# start of DOCUMENT PASSAGE
But then again, it doesn’t claim to be “complete.”

§ February 12th, 2014 § Filed under this week's comics § 5 Comments

So this is Top Shelf’s new collection of all the Bojeffries stories by Alan Moore and Steve Parkhouse, including 24 new pages appearing here for the first time. The work is reproduced in its original black and white format, save for one short story printed in black and various shades of red. If you’ve never read these darkly-humored tales of this monstrously peculiar family, I would highly recommend picking up this book.

If you happen to own the previous Bojefferies collection, published by Tundra in 1992:

…take note that the new Top Shelf volume doesn’t entirely supplant it. The Tundra edition of course doesn’t have the 24 extra pages in the newer collection, but this older book is in full color, which is nice but, as noted above, not how the stories originally appeared. However, there are a handful of pages created for the Tundra collection that do not appear in the Top Shelf book. Mostly they are one (and in one case, two) page gags (a dress-up doll of Ginda, a cut-out model of the garden, a Festus mask), but it is new Bojeffries material and it’s a shame none of it made it to the new volume. And then there’s that illustration of Ginda putting the moves on Lenny Henry, who provides the introduction. But the Top Shelf book does contain all the narrative material, so if you can stand the knowledge that a couple of gags didn’t make the transition, here you go.
# end of DOCUMENT PASSAGE
# start of DATASET ROWS
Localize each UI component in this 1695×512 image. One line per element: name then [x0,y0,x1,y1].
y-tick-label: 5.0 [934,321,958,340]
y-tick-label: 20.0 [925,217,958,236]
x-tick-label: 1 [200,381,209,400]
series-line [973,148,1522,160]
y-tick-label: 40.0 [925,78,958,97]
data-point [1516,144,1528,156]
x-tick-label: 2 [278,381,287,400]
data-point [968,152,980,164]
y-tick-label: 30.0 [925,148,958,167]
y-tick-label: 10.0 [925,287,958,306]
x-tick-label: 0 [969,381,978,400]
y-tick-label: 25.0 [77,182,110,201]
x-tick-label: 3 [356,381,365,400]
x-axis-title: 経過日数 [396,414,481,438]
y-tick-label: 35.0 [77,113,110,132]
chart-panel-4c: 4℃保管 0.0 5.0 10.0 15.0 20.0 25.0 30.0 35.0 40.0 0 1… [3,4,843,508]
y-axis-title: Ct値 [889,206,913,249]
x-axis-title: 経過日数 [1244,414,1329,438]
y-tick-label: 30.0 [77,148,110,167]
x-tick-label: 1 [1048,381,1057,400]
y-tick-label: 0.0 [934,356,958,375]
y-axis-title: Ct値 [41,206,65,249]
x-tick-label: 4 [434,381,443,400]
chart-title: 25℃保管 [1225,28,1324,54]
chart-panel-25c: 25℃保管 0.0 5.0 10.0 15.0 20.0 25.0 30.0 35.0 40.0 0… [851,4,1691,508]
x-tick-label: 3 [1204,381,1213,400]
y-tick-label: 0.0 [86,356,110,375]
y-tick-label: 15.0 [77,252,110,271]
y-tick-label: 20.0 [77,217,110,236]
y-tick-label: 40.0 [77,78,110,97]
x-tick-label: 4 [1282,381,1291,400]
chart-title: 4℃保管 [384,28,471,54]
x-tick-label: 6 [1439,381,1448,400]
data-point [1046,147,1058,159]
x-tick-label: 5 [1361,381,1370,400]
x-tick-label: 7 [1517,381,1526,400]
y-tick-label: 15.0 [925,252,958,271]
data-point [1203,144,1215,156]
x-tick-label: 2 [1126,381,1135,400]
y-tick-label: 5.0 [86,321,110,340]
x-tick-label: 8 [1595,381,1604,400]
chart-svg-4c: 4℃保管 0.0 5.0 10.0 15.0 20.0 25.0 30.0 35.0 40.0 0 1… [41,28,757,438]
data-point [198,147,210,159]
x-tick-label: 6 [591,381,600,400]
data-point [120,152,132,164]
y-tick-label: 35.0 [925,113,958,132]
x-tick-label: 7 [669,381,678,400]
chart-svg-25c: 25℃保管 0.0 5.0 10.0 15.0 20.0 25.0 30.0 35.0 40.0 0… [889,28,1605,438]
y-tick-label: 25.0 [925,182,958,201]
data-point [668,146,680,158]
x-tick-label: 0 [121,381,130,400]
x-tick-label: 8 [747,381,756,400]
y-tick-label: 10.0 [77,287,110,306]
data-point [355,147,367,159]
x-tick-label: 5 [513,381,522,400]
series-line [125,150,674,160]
# end of DATASET ROWS
▶ [WORK TO COMPLETE]
1 – In the Bojeffries post, reproduce word for word the passage starting at "So this is Top" and ending at "up this book.".
2 – Condense the paragraph of the Bojeffries post that opens "take note that the new Top Shelf volume" into a short bulleted list that keeps its main facts.

▶ [THE ANSWERS]
1 –
So this is Top Shelf’s new collection of all the Bojeffries stories by Alan Moore and Steve Parkhouse, including 24 new pages appearing here for the first time. The work is reproduced in its original black and white format, save for one short story printed in black and various shades of red. If you’ve never read these darkly-humored tales of this monstrously peculiar family, I would highly recommend picking up this book.

2 –
- The new Top Shelf volume doesn't entirely supplant the 1992 Tundra collection.
- The Tundra edition lacks the 24 extra pages but is in full color, which is not how the stories originally appeared.
- A handful of pages made for the Tundra collection are missing from the Top Shelf book. Most are one-page gags (one runs two pages): a dress-up doll of Ginda, a cut-out model of the garden and a Festus mask.
- Also missing is the illustration of Ginda putting the moves on Lenny Henry, who provides the introduction.
- The Top Shelf book contains all the narrative material, so it is worth getting if you can accept losing a couple of gags.